- _What is needed_
Every entry must be repeated exactly. Exclude all pictures.

- _Source material_
· · · · ·
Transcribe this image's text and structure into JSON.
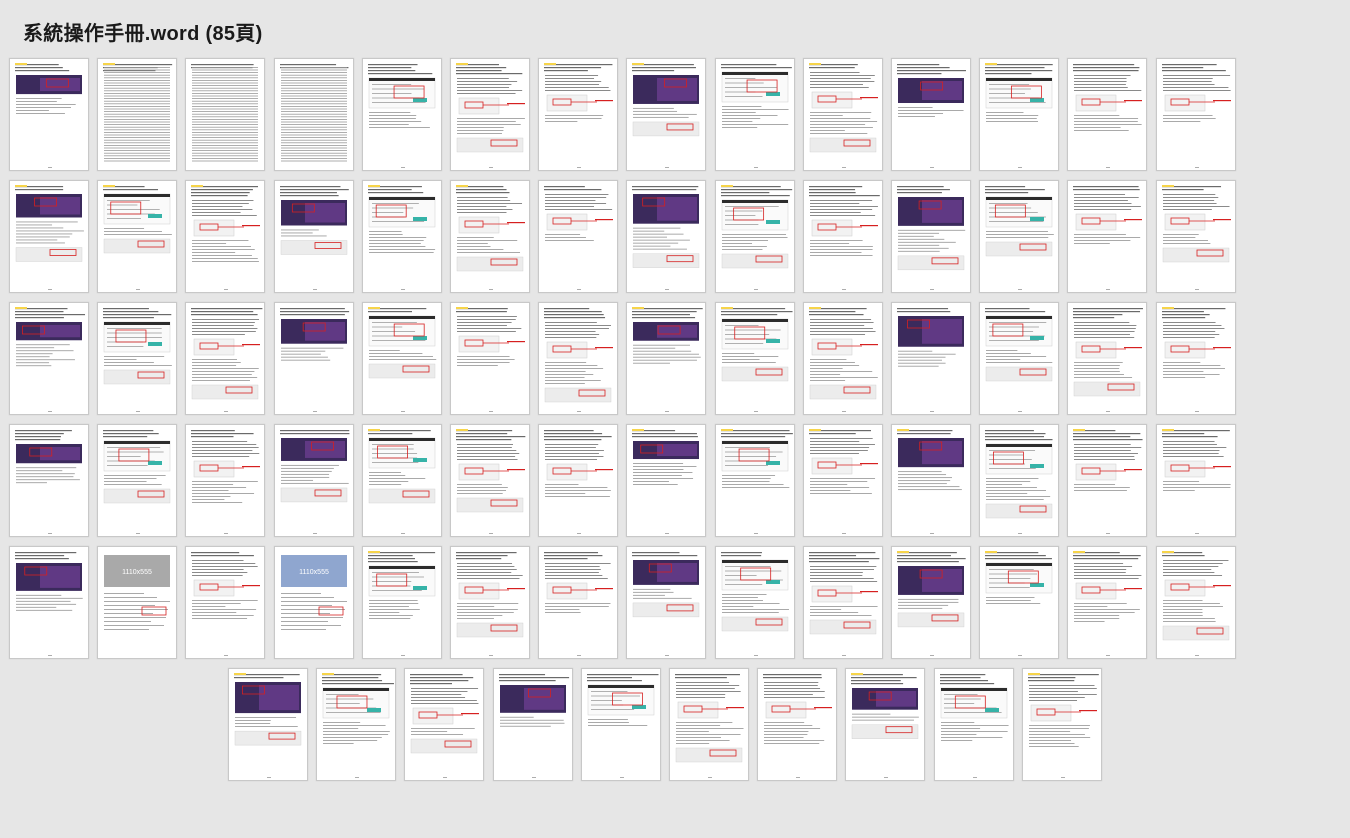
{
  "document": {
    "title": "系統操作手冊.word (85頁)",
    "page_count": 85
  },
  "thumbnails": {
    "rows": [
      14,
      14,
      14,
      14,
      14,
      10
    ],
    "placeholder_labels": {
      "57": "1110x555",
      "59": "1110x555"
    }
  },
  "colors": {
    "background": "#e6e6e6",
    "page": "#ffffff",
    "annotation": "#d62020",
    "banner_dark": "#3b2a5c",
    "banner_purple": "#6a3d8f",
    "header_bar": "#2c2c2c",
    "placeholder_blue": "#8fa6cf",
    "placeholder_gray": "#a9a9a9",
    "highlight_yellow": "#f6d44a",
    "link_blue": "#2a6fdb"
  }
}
· · · · ·
- _Task result_
Transcribe this image's text and structure into JSON.
{
  "document": {
    "title": "系統操作手冊.word (85頁)",
    "page_count": 85
  },
  "thumbnails": {
    "rows": [
      14,
      14,
      14,
      14,
      14,
      10
    ],
    "placeholder_labels": {
      "57": "1110x555",
      "59": "1110x555"
    }
  },
  "colors": {
    "background": "#e6e6e6",
    "page": "#ffffff",
    "annotation": "#d62020",
    "banner_dark": "#3b2a5c",
    "banner_purple": "#6a3d8f",
    "header_bar": "#2c2c2c",
    "placeholder_blue": "#8fa6cf",
    "placeholder_gray": "#a9a9a9",
    "highlight_yellow": "#f6d44a",
    "link_blue": "#2a6fdb"
  }
}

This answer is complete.